Data entries:

● ● ●

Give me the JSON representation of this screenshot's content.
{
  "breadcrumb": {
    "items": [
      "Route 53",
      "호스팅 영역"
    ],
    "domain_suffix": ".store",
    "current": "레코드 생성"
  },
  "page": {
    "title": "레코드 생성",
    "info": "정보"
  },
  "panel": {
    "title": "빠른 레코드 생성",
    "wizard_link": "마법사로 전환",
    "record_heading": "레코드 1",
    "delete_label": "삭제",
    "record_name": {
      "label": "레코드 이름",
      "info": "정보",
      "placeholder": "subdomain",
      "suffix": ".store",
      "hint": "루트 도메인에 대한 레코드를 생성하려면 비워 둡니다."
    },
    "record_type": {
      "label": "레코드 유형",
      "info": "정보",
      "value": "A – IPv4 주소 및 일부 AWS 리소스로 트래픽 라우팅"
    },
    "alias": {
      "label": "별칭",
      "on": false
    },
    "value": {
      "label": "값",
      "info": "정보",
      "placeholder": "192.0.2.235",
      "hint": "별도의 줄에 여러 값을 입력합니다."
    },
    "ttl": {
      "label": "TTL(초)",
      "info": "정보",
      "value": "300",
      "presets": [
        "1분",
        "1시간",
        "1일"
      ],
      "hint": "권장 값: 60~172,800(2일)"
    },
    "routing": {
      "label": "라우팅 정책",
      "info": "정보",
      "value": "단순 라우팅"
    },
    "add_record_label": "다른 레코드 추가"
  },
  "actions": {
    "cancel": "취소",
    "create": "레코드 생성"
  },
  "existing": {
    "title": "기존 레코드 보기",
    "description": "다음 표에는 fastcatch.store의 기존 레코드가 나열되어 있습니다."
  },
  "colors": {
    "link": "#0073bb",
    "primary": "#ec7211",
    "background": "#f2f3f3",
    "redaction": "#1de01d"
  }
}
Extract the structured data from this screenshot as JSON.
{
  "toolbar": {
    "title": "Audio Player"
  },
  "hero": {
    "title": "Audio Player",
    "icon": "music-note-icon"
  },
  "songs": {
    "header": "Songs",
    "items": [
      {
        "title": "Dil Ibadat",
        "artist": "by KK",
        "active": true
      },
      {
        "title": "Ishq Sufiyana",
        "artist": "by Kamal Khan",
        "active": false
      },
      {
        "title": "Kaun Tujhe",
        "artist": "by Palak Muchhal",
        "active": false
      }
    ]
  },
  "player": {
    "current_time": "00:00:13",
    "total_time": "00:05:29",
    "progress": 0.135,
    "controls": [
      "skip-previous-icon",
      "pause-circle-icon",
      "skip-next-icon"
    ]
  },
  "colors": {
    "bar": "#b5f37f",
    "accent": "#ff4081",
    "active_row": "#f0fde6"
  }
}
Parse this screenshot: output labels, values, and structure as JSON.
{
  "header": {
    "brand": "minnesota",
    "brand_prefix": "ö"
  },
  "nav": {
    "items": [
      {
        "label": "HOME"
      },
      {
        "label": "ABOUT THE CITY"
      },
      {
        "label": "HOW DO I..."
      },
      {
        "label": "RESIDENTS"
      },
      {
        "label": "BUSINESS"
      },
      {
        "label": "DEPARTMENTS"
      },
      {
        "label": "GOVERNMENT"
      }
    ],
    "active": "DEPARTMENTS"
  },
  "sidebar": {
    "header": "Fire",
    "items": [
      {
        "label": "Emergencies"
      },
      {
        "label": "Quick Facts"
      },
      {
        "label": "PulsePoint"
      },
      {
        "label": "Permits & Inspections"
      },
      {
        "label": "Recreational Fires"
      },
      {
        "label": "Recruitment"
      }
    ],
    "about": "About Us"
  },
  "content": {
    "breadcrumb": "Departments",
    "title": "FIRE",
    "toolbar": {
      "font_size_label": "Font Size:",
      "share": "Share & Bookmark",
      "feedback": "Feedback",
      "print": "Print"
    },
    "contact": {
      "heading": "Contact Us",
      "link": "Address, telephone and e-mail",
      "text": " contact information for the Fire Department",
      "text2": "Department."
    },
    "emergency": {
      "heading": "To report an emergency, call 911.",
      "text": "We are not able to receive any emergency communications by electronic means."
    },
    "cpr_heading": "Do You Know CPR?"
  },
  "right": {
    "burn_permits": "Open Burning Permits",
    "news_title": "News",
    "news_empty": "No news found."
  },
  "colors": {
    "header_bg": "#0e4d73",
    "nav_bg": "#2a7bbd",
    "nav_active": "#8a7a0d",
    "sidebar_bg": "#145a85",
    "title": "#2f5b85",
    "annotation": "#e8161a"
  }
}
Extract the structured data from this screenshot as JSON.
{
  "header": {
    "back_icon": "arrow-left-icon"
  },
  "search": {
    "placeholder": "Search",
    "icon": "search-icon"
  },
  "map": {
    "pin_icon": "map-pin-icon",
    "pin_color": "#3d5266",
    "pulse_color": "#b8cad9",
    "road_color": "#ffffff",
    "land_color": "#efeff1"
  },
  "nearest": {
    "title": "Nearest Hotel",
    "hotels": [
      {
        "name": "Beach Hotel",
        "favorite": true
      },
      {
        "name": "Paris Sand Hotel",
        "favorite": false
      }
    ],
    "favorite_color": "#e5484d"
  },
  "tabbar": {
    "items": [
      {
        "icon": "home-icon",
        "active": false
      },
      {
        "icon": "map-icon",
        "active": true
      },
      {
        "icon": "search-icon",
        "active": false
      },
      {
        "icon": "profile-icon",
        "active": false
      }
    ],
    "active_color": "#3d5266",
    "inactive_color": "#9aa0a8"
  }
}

● ● ●

• Exercise requirements
Pull every line containing the word "content" out of the material and copy it.

• Output below
Give me the JSON representation of this screenshot's content.
  "content": {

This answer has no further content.